• Problem requirements: Copy each line of the records that contains the word "your".

• Collected data:
|---|

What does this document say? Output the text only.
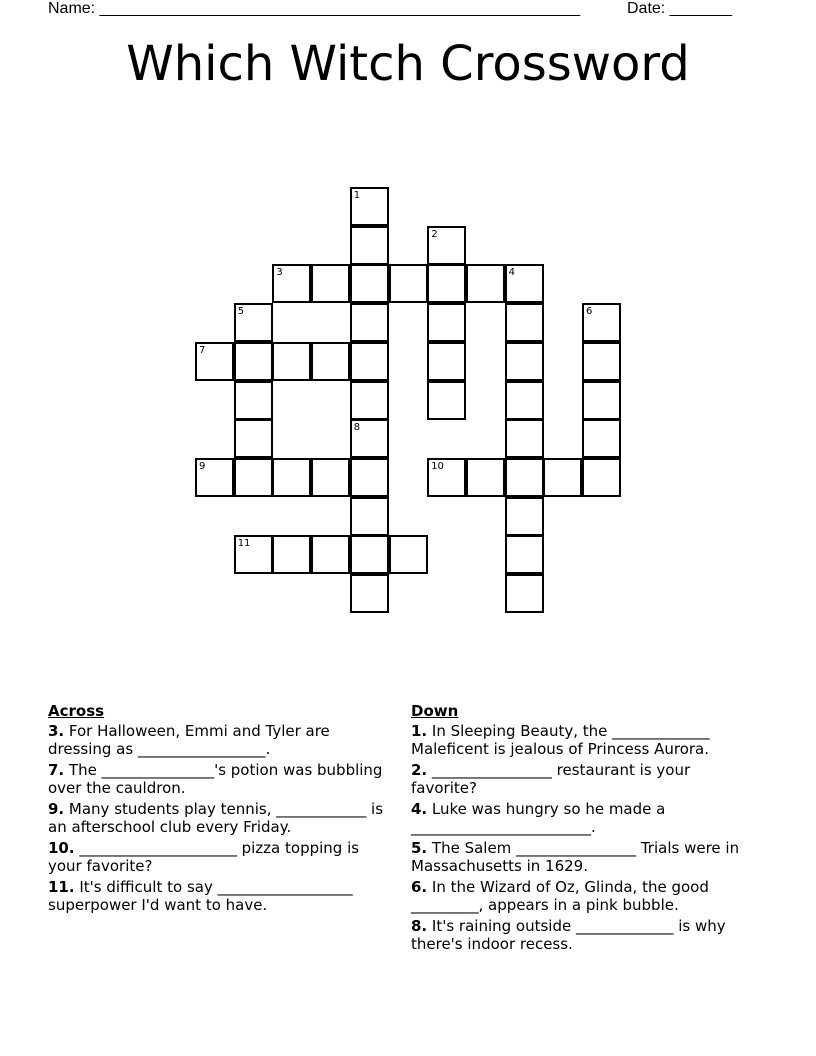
Name: ______________________________________________________	Date: _______
Which Witch Crossword
1
2
3	4
5	6
7
8
9	10
11
Across
3. For Halloween, Emmi and Tyler are dressing as _________________.
7. The _______________'s potion was bubbling over the cauldron.
9. Many students play tennis, ____________ is an afterschool club every Friday.
10. _____________________ pizza topping is your favorite?
11. It's difficult to say __________________ superpower I'd want to have.
Down
1. In Sleeping Beauty, the _____________ Maleficent is jealous of Princess Aurora.
2. ________________ restaurant is your favorite?
4. Luke was hungry so he made a ________________________.
5. The Salem ________________ Trials were in Massachusetts in 1629.
6. In the Wizard of Oz, Glinda, the good _________, appears in a pink bubble.
8. It's raining outside _____________ is why there's indoor recess.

|---|

• Final result:
10. _____________________ pizza topping is your favorite?
2. ________________ restaurant is your favorite?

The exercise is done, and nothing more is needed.